> [What the exercise asks] Collect each line containing "para".

> [Data supplied]
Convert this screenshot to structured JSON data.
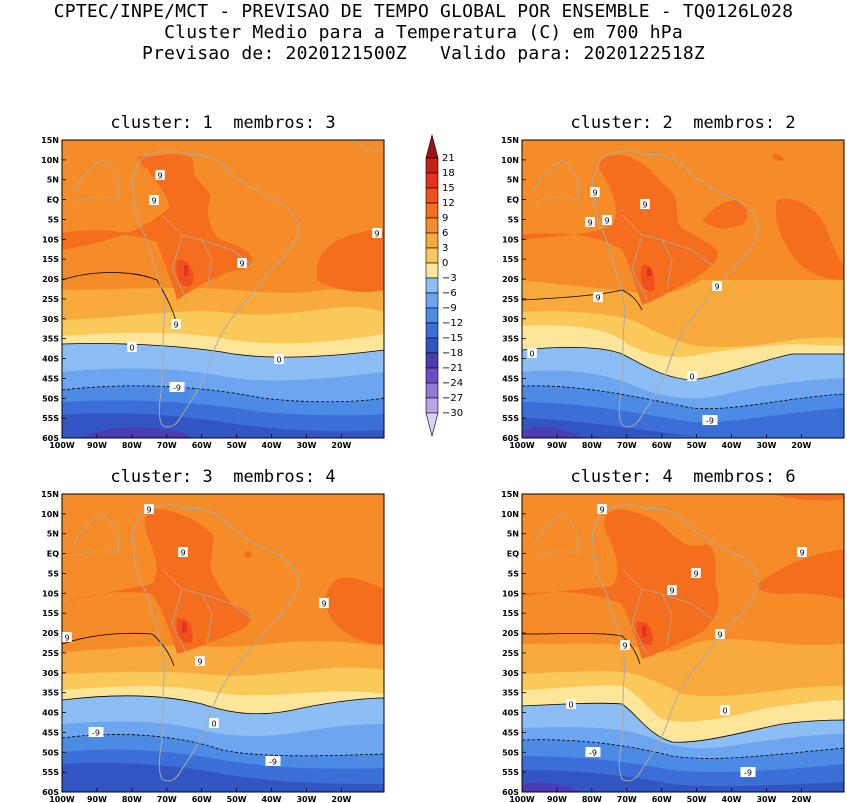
{
  "header": {
    "line1": "CPTEC/INPE/MCT - PREVISAO DE TEMPO GLOBAL POR ENSEMBLE - TQ0126L028",
    "line2": "Cluster Medio para a Temperatura (C) em 700 hPa",
    "line3": "Previsao de: 2020121500Z   Valido para: 2020122518Z"
  },
  "panels": [
    {
      "title": "cluster: 1  membros: 3"
    },
    {
      "title": "cluster: 2  membros: 2"
    },
    {
      "title": "cluster: 3  membros: 4"
    },
    {
      "title": "cluster: 4  membros: 6"
    }
  ],
  "lat_labels": [
    "15N",
    "10N",
    "5N",
    "EQ",
    "5S",
    "10S",
    "15S",
    "20S",
    "25S",
    "30S",
    "35S",
    "40S",
    "45S",
    "50S",
    "55S",
    "60S"
  ],
  "lon_labels": [
    "100W",
    "90W",
    "80W",
    "70W",
    "60W",
    "50W",
    "40W",
    "30W",
    "20W"
  ],
  "colorbar": {
    "labels": [
      "21",
      "18",
      "15",
      "12",
      "9",
      "6",
      "3",
      "0",
      "-3",
      "-6",
      "-9",
      "-12",
      "-15",
      "-18",
      "-21",
      "-24",
      "-27",
      "-30"
    ],
    "colors": [
      "#a0140f",
      "#c81e14",
      "#e6321e",
      "#f0501e",
      "#f56e1e",
      "#f58c28",
      "#f9aa3c",
      "#fbc85a",
      "#fde69a",
      "#8cbef5",
      "#6ea5f0",
      "#4b8be6",
      "#3c6ed7",
      "#3255c3",
      "#4b3cb4",
      "#6e4bc8",
      "#9678d7",
      "#b9a5e6",
      "#dcd2f5"
    ]
  },
  "contour_labels": {
    "p1": [
      "9",
      "9",
      "9",
      "9",
      "9",
      "0",
      "0",
      "-9"
    ],
    "p2": [
      "9",
      "9",
      "9",
      "9",
      "9",
      "9",
      "0",
      "0",
      "-9"
    ],
    "p3": [
      "9",
      "9",
      "9",
      "9",
      "9",
      "0",
      "-9",
      "-9"
    ],
    "p4": [
      "9",
      "9",
      "9",
      "9",
      "9",
      "9",
      "0",
      "0",
      "-9",
      "-9"
    ]
  }
}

> [Written solution]
    "line2": "Cluster Medio para a Temperatura (C) em 700 hPa",
    "line3": "Previsao de: 2020121500Z   Valido para: 2020122518Z"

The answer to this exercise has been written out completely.